GIVEN TEXT:
++++++

A clash was reported to have taken place a few weeks ago between police officers, on the one hand, and an MP and his bodyguards, on the other, was always inevitable. It is a direct result of arrangements where people we have lent power to represent us in Parliament now use that power to come up with schemes by which they and their bodyguards should be exempted from equal treatment, and be treated differently from the rest us.

This conduct is anti-seMohlomi, and anti-seMoshoeshoe. And so are many other behaviours we have seen perpetrated by our MPs.

We can expect that those who behave this way will not stop at violation of road traffic laws but will go on to carry contraband in ‘MP’ registered vehicles, and claim exemption from police searches when confronted by the police.

++++++

DATASET EXCERPTS:

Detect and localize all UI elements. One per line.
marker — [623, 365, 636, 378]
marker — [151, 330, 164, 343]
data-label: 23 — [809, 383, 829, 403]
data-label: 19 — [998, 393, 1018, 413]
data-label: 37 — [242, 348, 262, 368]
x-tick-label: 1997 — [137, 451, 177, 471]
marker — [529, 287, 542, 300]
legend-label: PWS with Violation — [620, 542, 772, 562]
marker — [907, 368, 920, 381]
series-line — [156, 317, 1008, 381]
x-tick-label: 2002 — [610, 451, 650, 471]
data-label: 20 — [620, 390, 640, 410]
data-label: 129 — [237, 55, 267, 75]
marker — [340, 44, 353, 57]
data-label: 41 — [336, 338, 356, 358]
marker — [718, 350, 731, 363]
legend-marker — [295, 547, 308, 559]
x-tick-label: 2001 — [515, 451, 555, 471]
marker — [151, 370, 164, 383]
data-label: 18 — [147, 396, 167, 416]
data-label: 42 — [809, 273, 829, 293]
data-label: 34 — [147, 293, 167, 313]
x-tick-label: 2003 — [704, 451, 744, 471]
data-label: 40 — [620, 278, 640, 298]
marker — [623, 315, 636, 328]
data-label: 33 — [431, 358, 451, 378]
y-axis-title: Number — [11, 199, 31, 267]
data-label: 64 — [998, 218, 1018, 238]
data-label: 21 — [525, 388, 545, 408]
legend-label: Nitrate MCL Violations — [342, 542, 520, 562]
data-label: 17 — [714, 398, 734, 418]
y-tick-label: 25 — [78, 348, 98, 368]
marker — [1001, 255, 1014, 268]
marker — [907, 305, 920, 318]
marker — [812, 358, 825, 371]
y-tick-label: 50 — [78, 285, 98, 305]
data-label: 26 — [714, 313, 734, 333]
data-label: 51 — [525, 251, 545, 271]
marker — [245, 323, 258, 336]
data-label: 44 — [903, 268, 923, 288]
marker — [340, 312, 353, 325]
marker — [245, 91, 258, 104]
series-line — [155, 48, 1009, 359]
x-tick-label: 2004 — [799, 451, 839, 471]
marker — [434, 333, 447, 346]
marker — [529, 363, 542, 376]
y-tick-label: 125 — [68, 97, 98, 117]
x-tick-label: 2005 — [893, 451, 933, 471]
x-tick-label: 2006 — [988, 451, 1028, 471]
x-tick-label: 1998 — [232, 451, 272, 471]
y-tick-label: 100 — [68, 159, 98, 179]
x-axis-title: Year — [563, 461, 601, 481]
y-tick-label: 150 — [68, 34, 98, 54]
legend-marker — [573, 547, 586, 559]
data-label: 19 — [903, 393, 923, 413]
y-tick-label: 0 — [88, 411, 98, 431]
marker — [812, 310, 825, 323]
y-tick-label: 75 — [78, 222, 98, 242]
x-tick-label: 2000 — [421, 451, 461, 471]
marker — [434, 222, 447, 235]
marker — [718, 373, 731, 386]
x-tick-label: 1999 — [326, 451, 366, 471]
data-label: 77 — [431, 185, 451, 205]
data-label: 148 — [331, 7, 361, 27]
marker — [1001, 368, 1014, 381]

++++++

AIM 1:
From the passage on MPs and special treatment, quote the stretch from "A clash was" through "by our MPs.".
AIM 2:
Render this sentence from the passage on MPs and special treatment in Spanish: "We can expect that those who behave this way will not stop at violation of road traffic laws but will go on to carry contraband in ‘MP’ registered vehicles, and claim exemption from police searches when confronted by the police."
AIM 3:
Summarize the passage on MPs and special treatment in two sentences.

EXERCISE RESULT 1:
A clash was reported to have taken place a few weeks ago between police officers, on the one hand, and an MP and his bodyguards, on the other, was always inevitable. It is a direct result of arrangements where people we have lent power to represent us in Parliament now use that power to come up with schemes by which they and their bodyguards should be exempted from equal treatment, and be treated differently from the rest us.

This conduct is anti-seMohlomi, and anti-seMoshoeshoe. And so are many other behaviours we have seen perpetrated by our MPs.

EXERCISE RESULT 2:
Podemos esperar que quienes se comportan de esta manera no se detendrán en la violación de las leyes de tránsito, sino que pasarán a transportar contrabando en vehículos con matrícula ‘MP’ y a reclamar la exención de los registros policiales cuando la policía los confronte.

EXERCISE RESULT 3:
A reported clash between police officers and an MP with his bodyguards was inevitable, resulting from arrangements by which MPs use the power lent to them to exempt themselves and their bodyguards from equal treatment. Such conduct is called anti-seMohlomi and anti-seMoshoeshoe, and those who behave this way are expected to go beyond traffic violations to carrying contraband in ‘MP’ registered vehicles and claiming exemption from police searches.